GIVEN TASK:
Turn the stretch from the line containing "Bar: [25, 136, 35, 165]" through the line containing "Circle shape: [83, 833, 98, 849]" into a numbered list, leaving out any blank lines.

(Layout annotation data)
— START —

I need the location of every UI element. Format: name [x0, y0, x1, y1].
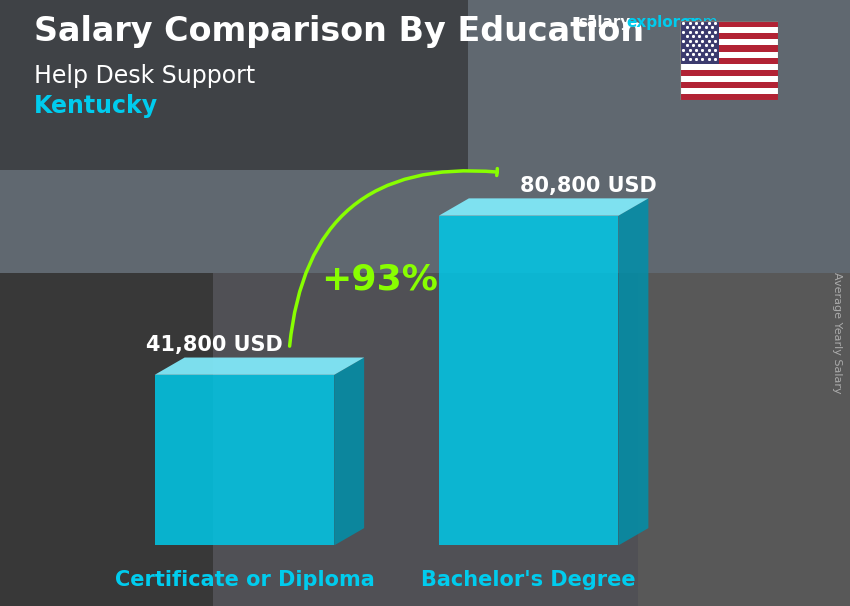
Bar: [680, 21, 778, 27]
Polygon shape: [619, 198, 649, 545]
Text: 80,800 USD: 80,800 USD: [520, 176, 657, 196]
Polygon shape: [155, 375, 334, 545]
Text: Salary Comparison By Education: Salary Comparison By Education: [34, 15, 644, 48]
Bar: [680, 33, 778, 39]
Bar: [680, 45, 778, 52]
Bar: [0, 0, 850, 273]
Polygon shape: [334, 358, 364, 545]
Text: explorer: explorer: [626, 15, 699, 30]
Bar: [680, 94, 778, 100]
Bar: [680, 64, 778, 70]
Polygon shape: [155, 358, 364, 375]
Text: salary: salary: [578, 15, 631, 30]
Bar: [680, 82, 778, 88]
Text: +93%: +93%: [320, 263, 438, 297]
Text: 41,800 USD: 41,800 USD: [146, 335, 283, 355]
Bar: [680, 52, 778, 58]
Text: Certificate or Diploma: Certificate or Diploma: [115, 570, 374, 590]
Bar: [680, 21, 719, 64]
Bar: [0, 0, 468, 170]
Polygon shape: [439, 216, 619, 545]
Text: .com: .com: [680, 15, 717, 30]
Bar: [0, 273, 212, 606]
Bar: [680, 88, 778, 94]
Bar: [212, 273, 638, 606]
Text: Help Desk Support: Help Desk Support: [34, 64, 255, 88]
Bar: [680, 27, 778, 33]
Bar: [680, 76, 778, 82]
Bar: [680, 39, 778, 45]
Polygon shape: [439, 198, 649, 216]
Text: Kentucky: Kentucky: [34, 94, 158, 118]
Bar: [680, 70, 778, 76]
Bar: [680, 58, 778, 64]
Text: Bachelor's Degree: Bachelor's Degree: [422, 570, 636, 590]
Bar: [638, 273, 850, 606]
Text: Average Yearly Salary: Average Yearly Salary: [832, 273, 842, 394]
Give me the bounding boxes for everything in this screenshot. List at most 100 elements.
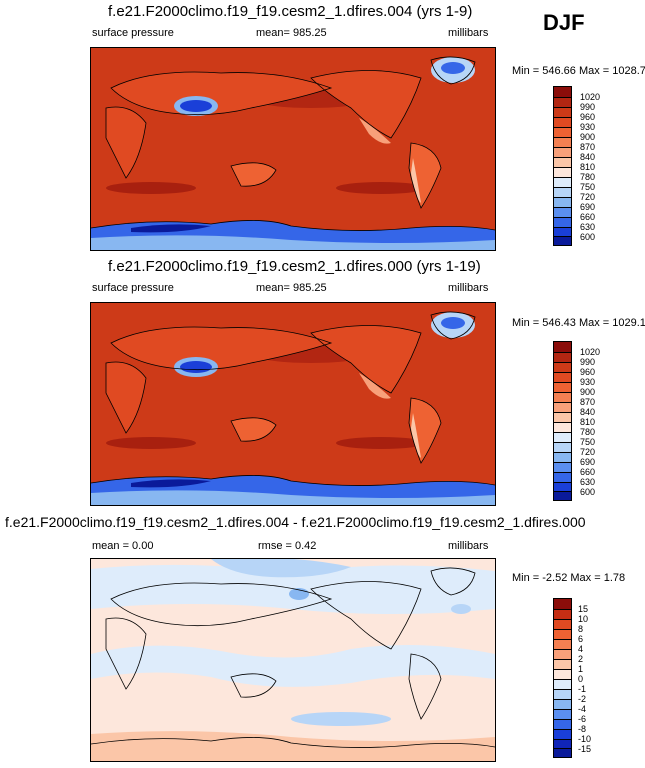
panel-2-title: f.e21.F2000climo.f19_f19.cesm2_1.dfires.… xyxy=(108,258,481,275)
panel-1-colorbar-swatch xyxy=(554,157,571,167)
panel-1-colorbar-label: 660 xyxy=(580,212,596,222)
panel-2-mean-label: mean= 985.25 xyxy=(256,282,327,294)
panel-2-variable-label: surface pressure xyxy=(92,282,174,294)
panel-1-colorbar-label: 960 xyxy=(580,112,596,122)
panel-1-variable-label: surface pressure xyxy=(92,27,174,39)
panel-3-colorbar-swatch xyxy=(554,599,571,609)
panel-3-colorbar-swatch xyxy=(554,679,571,689)
panel-2-colorbar-swatch xyxy=(554,482,571,491)
panel-1-map xyxy=(90,47,496,251)
panel-1-colorbar-label: 900 xyxy=(580,132,596,142)
panel-3-colorbar-swatch xyxy=(554,739,571,748)
panel-1-minmax: Min = 546.66 Max = 1028.78 xyxy=(512,65,645,77)
panel-3-colorbar-label: 2 xyxy=(578,654,584,664)
panel-3-colorbar-swatch xyxy=(554,729,571,739)
panel-1-colorbar-label: 840 xyxy=(580,152,596,162)
panel-2-colorbar-label: 750 xyxy=(580,437,596,447)
panel-3-mean-label: mean = 0.00 xyxy=(92,540,154,552)
panel-3-colorbar-swatch xyxy=(554,629,571,639)
panel-3-colorbar-label: -8 xyxy=(578,724,587,734)
panel-3-colorbar-swatch xyxy=(554,619,571,629)
panel-1-units-label: millibars xyxy=(448,27,489,39)
panel-1-colorbar-swatch xyxy=(554,167,571,177)
panel-1-colorbar-label: 600 xyxy=(580,232,596,242)
panel-3-colorbar-label: -1 xyxy=(578,684,587,694)
panel-1-map-graphic xyxy=(91,48,495,250)
panel-1-colorbar-swatch xyxy=(554,117,571,127)
panel-2-colorbar-swatch xyxy=(554,402,571,412)
panel-1-colorbar-label: 1020 xyxy=(580,92,601,102)
panel-2-colorbar-label: 840 xyxy=(580,407,596,417)
panel-2-colorbar-swatch xyxy=(554,452,571,462)
panel-1-mean-label: mean= 985.25 xyxy=(256,27,327,39)
panel-3-map xyxy=(90,558,496,762)
panel-1-colorbar-swatch xyxy=(554,236,571,245)
panel-2-colorbar-label: 660 xyxy=(580,467,596,477)
panel-3-colorbar-label: 0 xyxy=(578,674,584,684)
panel-3-colorbar-swatch xyxy=(554,748,571,757)
panel-2-colorbar-swatch xyxy=(554,342,571,352)
panel-1-colorbar-swatch xyxy=(554,187,571,197)
panel-1-colorbar-label: 720 xyxy=(580,192,596,202)
panel-1-colorbar-label: 780 xyxy=(580,172,596,182)
panel-2-colorbar-label: 900 xyxy=(580,387,596,397)
panel-2-map-graphic xyxy=(91,303,495,505)
panel-2-colorbar-label: 960 xyxy=(580,367,596,377)
panel-1-colorbar-swatch xyxy=(554,107,571,117)
panel-1-colorbar-swatch xyxy=(554,127,571,137)
panel-2-colorbar-swatch xyxy=(554,352,571,362)
panel-1-colorbar-swatch xyxy=(554,147,571,157)
panel-3-map-graphic xyxy=(91,559,495,761)
panel-1-title: f.e21.F2000climo.f19_f19.cesm2_1.dfires.… xyxy=(108,3,473,20)
panel-3-colorbar-label: -4 xyxy=(578,704,587,714)
panel-3-colorbar-label: 8 xyxy=(578,624,584,634)
panel-2-colorbar-swatch xyxy=(554,472,571,482)
panel-3-colorbar-swatch xyxy=(554,689,571,699)
panel-3-colorbar-swatch xyxy=(554,659,571,669)
panel-3-colorbar-swatch xyxy=(554,639,571,649)
panel-3-colorbar xyxy=(553,598,572,758)
panel-3-colorbar-swatch xyxy=(554,609,571,619)
panel-3-minmax: Min = -2.52 Max = 1.78 xyxy=(512,572,626,584)
panel-1-colorbar-label: 990 xyxy=(580,102,596,112)
panel-2-colorbar-swatch xyxy=(554,382,571,392)
panel-1-colorbar-swatch xyxy=(554,97,571,107)
panel-3-colorbar-label: 10 xyxy=(578,614,589,624)
panel-1-colorbar-swatch xyxy=(554,217,571,227)
panel-2-colorbar-label: 780 xyxy=(580,427,596,437)
panel-1-colorbar-label: 810 xyxy=(580,162,596,172)
panel-2-minmax: Min = 546.43 Max = 1029.10 xyxy=(512,317,645,329)
panel-2-units-label: millibars xyxy=(448,282,489,294)
panel-3-colorbar-swatch xyxy=(554,669,571,679)
panel-3-colorbar-swatch xyxy=(554,699,571,709)
panel-2-colorbar-label: 870 xyxy=(580,397,596,407)
panel-2-colorbar-label: 930 xyxy=(580,377,596,387)
panel-2-colorbar-swatch xyxy=(554,422,571,432)
panel-2-map xyxy=(90,302,496,506)
panel-2-colorbar-swatch xyxy=(554,491,571,500)
panel-3-colorbar-label: -2 xyxy=(578,694,587,704)
panel-2-colorbar-label: 720 xyxy=(580,447,596,457)
panel-2-colorbar-swatch xyxy=(554,432,571,442)
panel-2-colorbar-swatch xyxy=(554,392,571,402)
panel-1-colorbar-label: 750 xyxy=(580,182,596,192)
panel-3-title: f.e21.F2000climo.f19_f19.cesm2_1.dfires.… xyxy=(5,514,586,530)
panel-2-colorbar-label: 990 xyxy=(580,357,596,367)
panel-3-units-label: millibars xyxy=(448,540,489,552)
panel-1-colorbar-label: 630 xyxy=(580,222,596,232)
panel-1-colorbar-swatch xyxy=(554,227,571,236)
panel-2-colorbar-swatch xyxy=(554,462,571,472)
panel-3-colorbar-label: 1 xyxy=(578,664,584,674)
panel-3-colorbar-swatch xyxy=(554,649,571,659)
panel-3-colorbar-swatch xyxy=(554,719,571,729)
panel-3-colorbar-label: -10 xyxy=(578,734,592,744)
panel-3-colorbar-label: 4 xyxy=(578,644,584,654)
panel-3-colorbar-label: -15 xyxy=(578,744,592,754)
panel-1-colorbar-swatch xyxy=(554,197,571,207)
panel-1-colorbar-swatch xyxy=(554,137,571,147)
panel-1-colorbar xyxy=(553,86,572,246)
panel-3-colorbar-label: 15 xyxy=(578,604,589,614)
panel-2-colorbar-swatch xyxy=(554,412,571,422)
panel-2-colorbar-swatch xyxy=(554,362,571,372)
panel-1-colorbar-label: 690 xyxy=(580,202,596,212)
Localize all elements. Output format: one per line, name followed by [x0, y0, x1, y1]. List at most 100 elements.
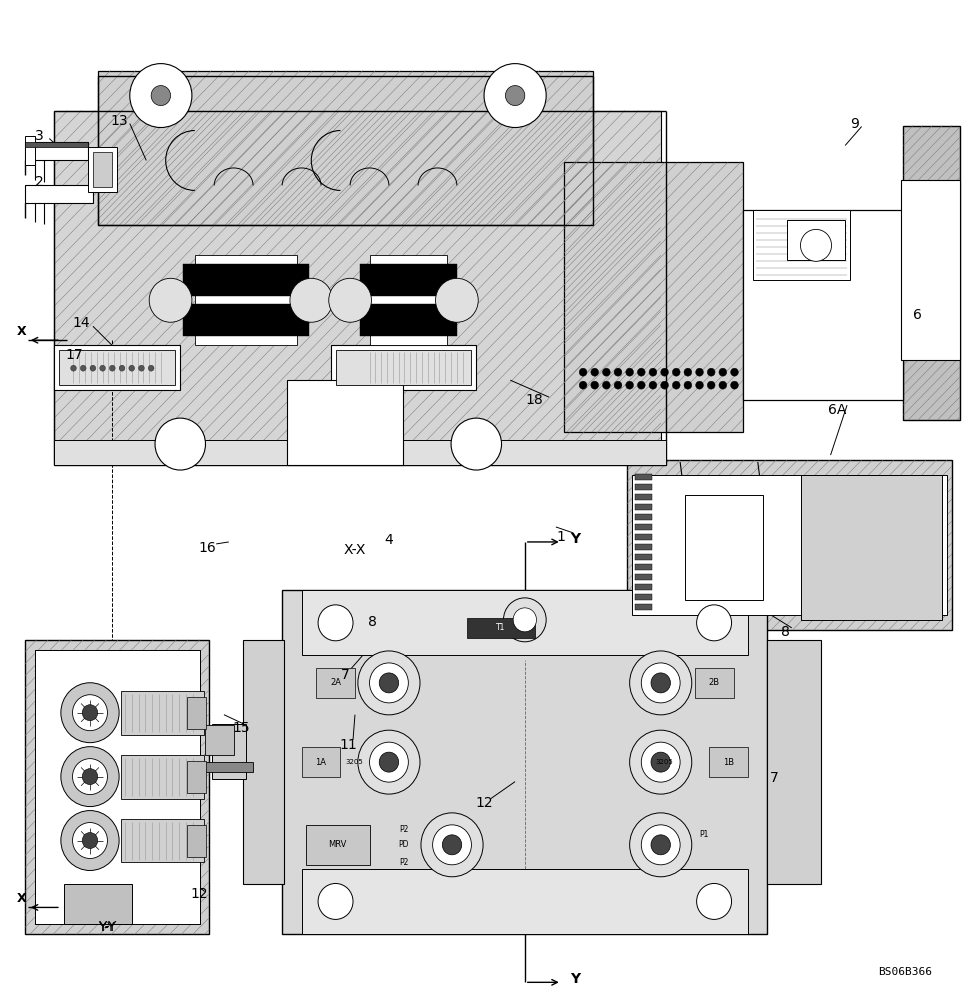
Bar: [25, 136, 35, 165]
Text: 2: 2: [35, 175, 44, 189]
Bar: [187, 825, 206, 857]
Circle shape: [614, 381, 622, 389]
Circle shape: [369, 663, 408, 703]
Text: 16: 16: [198, 541, 217, 555]
Circle shape: [433, 825, 471, 865]
Bar: [35, 650, 199, 924]
Circle shape: [579, 381, 587, 389]
Text: MRV: MRV: [329, 840, 347, 849]
Text: 1A: 1A: [316, 758, 327, 767]
Circle shape: [318, 883, 353, 919]
Bar: [306, 825, 369, 865]
Circle shape: [451, 418, 502, 470]
Bar: [88, 147, 118, 192]
Bar: [635, 584, 652, 590]
Circle shape: [638, 368, 645, 376]
Circle shape: [120, 365, 125, 371]
Bar: [122, 755, 203, 799]
Text: T1: T1: [496, 623, 505, 632]
Bar: [199, 762, 253, 772]
Circle shape: [630, 813, 692, 877]
Bar: [301, 747, 340, 777]
Circle shape: [505, 86, 525, 106]
Circle shape: [708, 381, 715, 389]
Text: 12: 12: [191, 887, 208, 901]
Circle shape: [731, 381, 739, 389]
Text: 13: 13: [110, 114, 128, 128]
Text: 15: 15: [232, 721, 250, 735]
Circle shape: [642, 825, 680, 865]
Bar: [805, 480, 938, 617]
Circle shape: [73, 695, 108, 731]
Bar: [54, 440, 666, 465]
Circle shape: [421, 813, 483, 877]
Circle shape: [83, 769, 98, 785]
Bar: [753, 210, 850, 280]
Circle shape: [155, 418, 205, 470]
Circle shape: [83, 705, 98, 721]
Bar: [564, 162, 744, 432]
Circle shape: [83, 833, 98, 849]
Bar: [64, 884, 132, 924]
Bar: [635, 544, 652, 550]
Circle shape: [603, 368, 610, 376]
Circle shape: [614, 368, 622, 376]
Text: 2B: 2B: [709, 678, 719, 687]
Text: 14: 14: [73, 316, 90, 330]
Bar: [292, 385, 399, 460]
Circle shape: [61, 683, 120, 743]
Bar: [905, 185, 955, 355]
Bar: [25, 640, 209, 934]
Bar: [695, 668, 734, 698]
Circle shape: [708, 368, 715, 376]
Circle shape: [719, 381, 727, 389]
Bar: [282, 590, 768, 934]
Circle shape: [358, 730, 420, 794]
Text: 1: 1: [556, 530, 565, 544]
Bar: [632, 475, 947, 615]
Circle shape: [731, 368, 739, 376]
Text: 12: 12: [475, 796, 493, 810]
Bar: [25, 142, 88, 160]
Text: Y-Y: Y-Y: [99, 921, 116, 934]
Circle shape: [697, 605, 732, 641]
Bar: [627, 460, 952, 630]
Bar: [635, 484, 652, 490]
Bar: [25, 185, 93, 203]
Text: X: X: [17, 325, 27, 338]
Bar: [25, 142, 88, 147]
Text: 6A: 6A: [828, 403, 847, 417]
Circle shape: [696, 368, 704, 376]
Circle shape: [329, 278, 371, 322]
Bar: [467, 618, 535, 638]
Text: 17: 17: [66, 348, 84, 362]
Circle shape: [73, 823, 108, 859]
Bar: [287, 380, 403, 465]
Bar: [771, 643, 817, 881]
Bar: [687, 498, 761, 598]
Bar: [122, 819, 203, 862]
Bar: [243, 640, 284, 884]
Text: X: X: [17, 892, 27, 905]
Bar: [635, 574, 652, 580]
Bar: [685, 495, 763, 600]
Circle shape: [697, 883, 732, 919]
Bar: [360, 264, 457, 296]
Text: 7: 7: [341, 668, 350, 682]
Circle shape: [591, 368, 599, 376]
Text: Y: Y: [571, 972, 580, 986]
Circle shape: [661, 381, 669, 389]
Circle shape: [801, 229, 831, 261]
Bar: [635, 504, 652, 510]
Circle shape: [149, 278, 191, 322]
Text: 7: 7: [770, 771, 779, 785]
Text: 4: 4: [385, 533, 394, 547]
Bar: [35, 650, 199, 924]
Bar: [335, 350, 471, 385]
Text: 3205: 3205: [656, 759, 674, 765]
Circle shape: [626, 381, 634, 389]
Bar: [301, 590, 748, 655]
Circle shape: [603, 381, 610, 389]
Text: BS06B366: BS06B366: [879, 967, 932, 977]
Circle shape: [100, 365, 106, 371]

— END —

WORKED ANSWER:
1. Bar: [25, 136, 35, 165]
2. Text: 2: 2: [35, 175, 44, 189]
3. Bar: [187, 825, 206, 857]
4. Circle shape: [614, 381, 622, 389]
5. Circle shape: [369, 663, 408, 703]
6. Text: 16: 16: [198, 541, 217, 555]
7. Circle shape: [433, 825, 471, 865]
8. Bar: [35, 650, 199, 924]
9. Circle shape: [579, 381, 587, 389]
10. Text: MRV: MRV: [329, 840, 347, 849]
11. Text: 1A: 1A: [316, 758, 327, 767]
12. Circle shape: [318, 883, 353, 919]
13. Bar: [306, 825, 369, 865]
14. Circle shape: [451, 418, 502, 470]
15. Bar: [88, 147, 118, 192]
16. Bar: [635, 584, 652, 590]
17. Circle shape: [638, 368, 645, 376]
18. Circle shape: [120, 365, 125, 371]
19. Bar: [122, 755, 203, 799]
20. Text: T1: T1: [496, 623, 505, 632]
21. Bar: [199, 762, 253, 772]
22. Circle shape: [630, 813, 692, 877]
23. Bar: [301, 747, 340, 777]
24. Circle shape: [505, 86, 525, 106]
25. Circle shape: [708, 381, 715, 389]
26. Text: 12: 12: [191, 887, 208, 901]
27. Circle shape: [731, 381, 739, 389]
28. Text: 13: 13: [110, 114, 128, 128]
29. Text: 15: 15: [232, 721, 250, 735]
30. Circle shape: [642, 825, 680, 865]
31. Bar: [805, 480, 938, 617]
32. Circle shape: [73, 695, 108, 731]
33. Bar: [54, 440, 666, 465]
34. Circle shape: [421, 813, 483, 877]
35. Circle shape: [83, 769, 98, 785]
36. Bar: [753, 210, 850, 280]
37. Circle shape: [155, 418, 205, 470]
38. Circle shape: [83, 705, 98, 721]
39. Bar: [564, 162, 744, 432]
40. Circle shape: [83, 833, 98, 849]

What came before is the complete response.